Data entries
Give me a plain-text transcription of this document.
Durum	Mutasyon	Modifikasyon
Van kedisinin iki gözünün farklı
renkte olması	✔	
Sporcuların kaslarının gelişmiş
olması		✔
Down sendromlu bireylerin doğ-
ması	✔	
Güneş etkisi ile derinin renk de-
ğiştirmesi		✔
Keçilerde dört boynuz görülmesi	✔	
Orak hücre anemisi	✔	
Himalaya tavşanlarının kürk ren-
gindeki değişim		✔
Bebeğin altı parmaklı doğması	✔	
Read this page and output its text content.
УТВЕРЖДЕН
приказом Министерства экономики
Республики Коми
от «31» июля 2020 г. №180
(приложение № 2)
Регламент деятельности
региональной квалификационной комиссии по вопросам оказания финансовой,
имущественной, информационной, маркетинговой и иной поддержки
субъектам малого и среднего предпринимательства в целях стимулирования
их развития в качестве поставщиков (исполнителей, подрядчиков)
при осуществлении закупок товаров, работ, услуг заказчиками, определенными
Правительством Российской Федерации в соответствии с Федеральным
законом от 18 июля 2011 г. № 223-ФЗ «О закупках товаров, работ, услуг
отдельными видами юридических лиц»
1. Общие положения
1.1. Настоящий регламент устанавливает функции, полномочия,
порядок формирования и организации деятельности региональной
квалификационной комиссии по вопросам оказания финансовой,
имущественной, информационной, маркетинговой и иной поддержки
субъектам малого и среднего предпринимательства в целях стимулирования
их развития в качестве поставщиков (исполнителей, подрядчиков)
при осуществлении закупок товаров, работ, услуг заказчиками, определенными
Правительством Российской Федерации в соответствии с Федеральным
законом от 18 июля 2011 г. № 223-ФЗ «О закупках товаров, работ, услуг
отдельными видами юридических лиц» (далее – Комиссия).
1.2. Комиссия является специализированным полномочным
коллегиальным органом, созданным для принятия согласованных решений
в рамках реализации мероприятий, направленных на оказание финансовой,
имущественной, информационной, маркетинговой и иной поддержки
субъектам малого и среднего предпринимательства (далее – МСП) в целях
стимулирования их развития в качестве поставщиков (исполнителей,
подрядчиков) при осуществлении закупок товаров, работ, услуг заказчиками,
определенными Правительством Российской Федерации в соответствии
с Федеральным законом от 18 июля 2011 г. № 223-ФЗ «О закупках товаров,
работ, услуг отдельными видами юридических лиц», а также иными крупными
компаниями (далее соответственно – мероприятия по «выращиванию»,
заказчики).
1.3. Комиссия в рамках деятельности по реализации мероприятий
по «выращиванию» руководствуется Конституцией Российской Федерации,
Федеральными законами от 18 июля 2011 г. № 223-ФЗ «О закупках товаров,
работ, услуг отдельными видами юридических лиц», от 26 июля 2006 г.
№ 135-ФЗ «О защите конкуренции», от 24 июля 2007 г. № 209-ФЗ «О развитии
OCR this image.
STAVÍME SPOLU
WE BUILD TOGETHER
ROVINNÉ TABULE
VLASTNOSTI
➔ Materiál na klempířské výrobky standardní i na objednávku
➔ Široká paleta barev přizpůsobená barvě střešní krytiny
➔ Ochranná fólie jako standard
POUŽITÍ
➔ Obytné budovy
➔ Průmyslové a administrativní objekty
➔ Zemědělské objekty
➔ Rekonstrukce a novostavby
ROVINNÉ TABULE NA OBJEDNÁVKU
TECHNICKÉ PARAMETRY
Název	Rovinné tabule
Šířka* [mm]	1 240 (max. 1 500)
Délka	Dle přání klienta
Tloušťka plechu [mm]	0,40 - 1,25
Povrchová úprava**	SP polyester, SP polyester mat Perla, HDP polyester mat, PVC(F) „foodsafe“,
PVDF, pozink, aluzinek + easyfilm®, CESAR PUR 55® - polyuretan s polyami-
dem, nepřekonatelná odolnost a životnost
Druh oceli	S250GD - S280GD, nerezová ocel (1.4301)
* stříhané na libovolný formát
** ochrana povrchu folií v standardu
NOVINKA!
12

Directions –
Extract each line from the entries above that contains the string "деятельности".

Written reply –
Регламент деятельности
порядок формирования и организации деятельности региональной
1.3. Комиссия в рамках деятельности по реализации мероприятий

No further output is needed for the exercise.